**Set of tasks:**
A. According to the capstone page, which real solver libraries does the miniopt library mirror in its structure?
B. Write out the capstone page word for word, from "Day 28: Week" to "and method selection.".

**Article:**
::::::::::
Day 28: Week 4 Review & Capstone — Build miniopt
Phase II — Unconstrained Optimization | Week 4 | 2.5 hours
Consolidate everything into a working optimization library with a test suite.
Navigation
OKS Relevance
This capstone cements your ability to build, test, and select optimization algorithms — a skill you'll use every time you prototype a new calibration, estimation, or control algorithm for the OKS stack. The miniopt library mirrors how real solver libraries are structured (Ceres, OSQP, scipy) with a unified interface and method selection.
Week 4 Review (60 min)
::::::::::
**Part of a data file:**
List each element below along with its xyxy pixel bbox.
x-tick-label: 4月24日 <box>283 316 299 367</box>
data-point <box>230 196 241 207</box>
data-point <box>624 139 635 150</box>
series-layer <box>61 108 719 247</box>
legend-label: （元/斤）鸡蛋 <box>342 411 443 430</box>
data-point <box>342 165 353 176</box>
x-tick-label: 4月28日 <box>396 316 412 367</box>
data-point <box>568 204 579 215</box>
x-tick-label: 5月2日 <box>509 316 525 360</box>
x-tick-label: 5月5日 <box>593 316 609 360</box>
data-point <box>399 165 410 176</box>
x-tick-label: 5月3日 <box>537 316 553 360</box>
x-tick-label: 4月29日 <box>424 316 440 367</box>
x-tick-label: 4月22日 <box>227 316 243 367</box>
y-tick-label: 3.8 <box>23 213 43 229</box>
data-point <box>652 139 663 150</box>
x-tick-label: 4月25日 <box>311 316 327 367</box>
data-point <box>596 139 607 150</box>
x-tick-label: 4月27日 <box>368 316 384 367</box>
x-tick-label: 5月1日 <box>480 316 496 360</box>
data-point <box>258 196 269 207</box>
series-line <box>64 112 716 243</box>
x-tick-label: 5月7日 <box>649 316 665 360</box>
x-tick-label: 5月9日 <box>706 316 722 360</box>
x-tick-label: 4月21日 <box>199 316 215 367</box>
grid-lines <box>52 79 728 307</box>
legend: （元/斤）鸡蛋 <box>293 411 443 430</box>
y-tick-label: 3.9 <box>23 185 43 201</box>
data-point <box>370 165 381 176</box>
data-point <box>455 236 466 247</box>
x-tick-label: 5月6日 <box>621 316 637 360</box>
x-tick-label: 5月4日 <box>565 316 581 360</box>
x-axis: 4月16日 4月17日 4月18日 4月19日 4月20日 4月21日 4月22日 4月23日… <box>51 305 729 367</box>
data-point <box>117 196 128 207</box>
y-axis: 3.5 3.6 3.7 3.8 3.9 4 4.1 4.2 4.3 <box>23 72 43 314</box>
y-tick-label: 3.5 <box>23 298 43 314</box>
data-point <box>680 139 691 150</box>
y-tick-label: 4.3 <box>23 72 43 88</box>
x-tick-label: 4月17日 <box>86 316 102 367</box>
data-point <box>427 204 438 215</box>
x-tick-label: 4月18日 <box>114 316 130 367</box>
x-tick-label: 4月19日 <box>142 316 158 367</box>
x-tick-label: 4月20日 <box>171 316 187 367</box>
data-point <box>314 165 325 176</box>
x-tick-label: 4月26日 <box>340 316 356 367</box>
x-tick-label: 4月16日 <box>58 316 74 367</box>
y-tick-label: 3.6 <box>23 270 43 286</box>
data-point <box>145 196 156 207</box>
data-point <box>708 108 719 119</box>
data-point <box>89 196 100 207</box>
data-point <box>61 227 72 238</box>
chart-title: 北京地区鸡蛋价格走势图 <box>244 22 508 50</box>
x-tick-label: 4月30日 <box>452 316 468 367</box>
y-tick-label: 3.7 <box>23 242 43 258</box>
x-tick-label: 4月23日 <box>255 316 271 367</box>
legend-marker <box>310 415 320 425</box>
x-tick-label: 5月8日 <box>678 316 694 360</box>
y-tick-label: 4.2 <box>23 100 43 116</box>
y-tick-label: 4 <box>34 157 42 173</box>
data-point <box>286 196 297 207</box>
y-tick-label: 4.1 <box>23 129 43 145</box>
::::::::::
**Full answers:**
A. Ceres, OSQP, and scipy.

B.
Day 28: Week 4 Review & Capstone — Build miniopt
Phase II — Unconstrained Optimization | Week 4 | 2.5 hours
Consolidate everything into a working optimization library with a test suite.
Navigation
OKS Relevance
This capstone cements your ability to build, test, and select optimization algorithms — a skill you'll use every time you prototype a new calibration, estimation, or control algorithm for the OKS stack. The miniopt library mirrors how real solver libraries are structured (Ceres, OSQP, scipy) with a unified interface and method selection.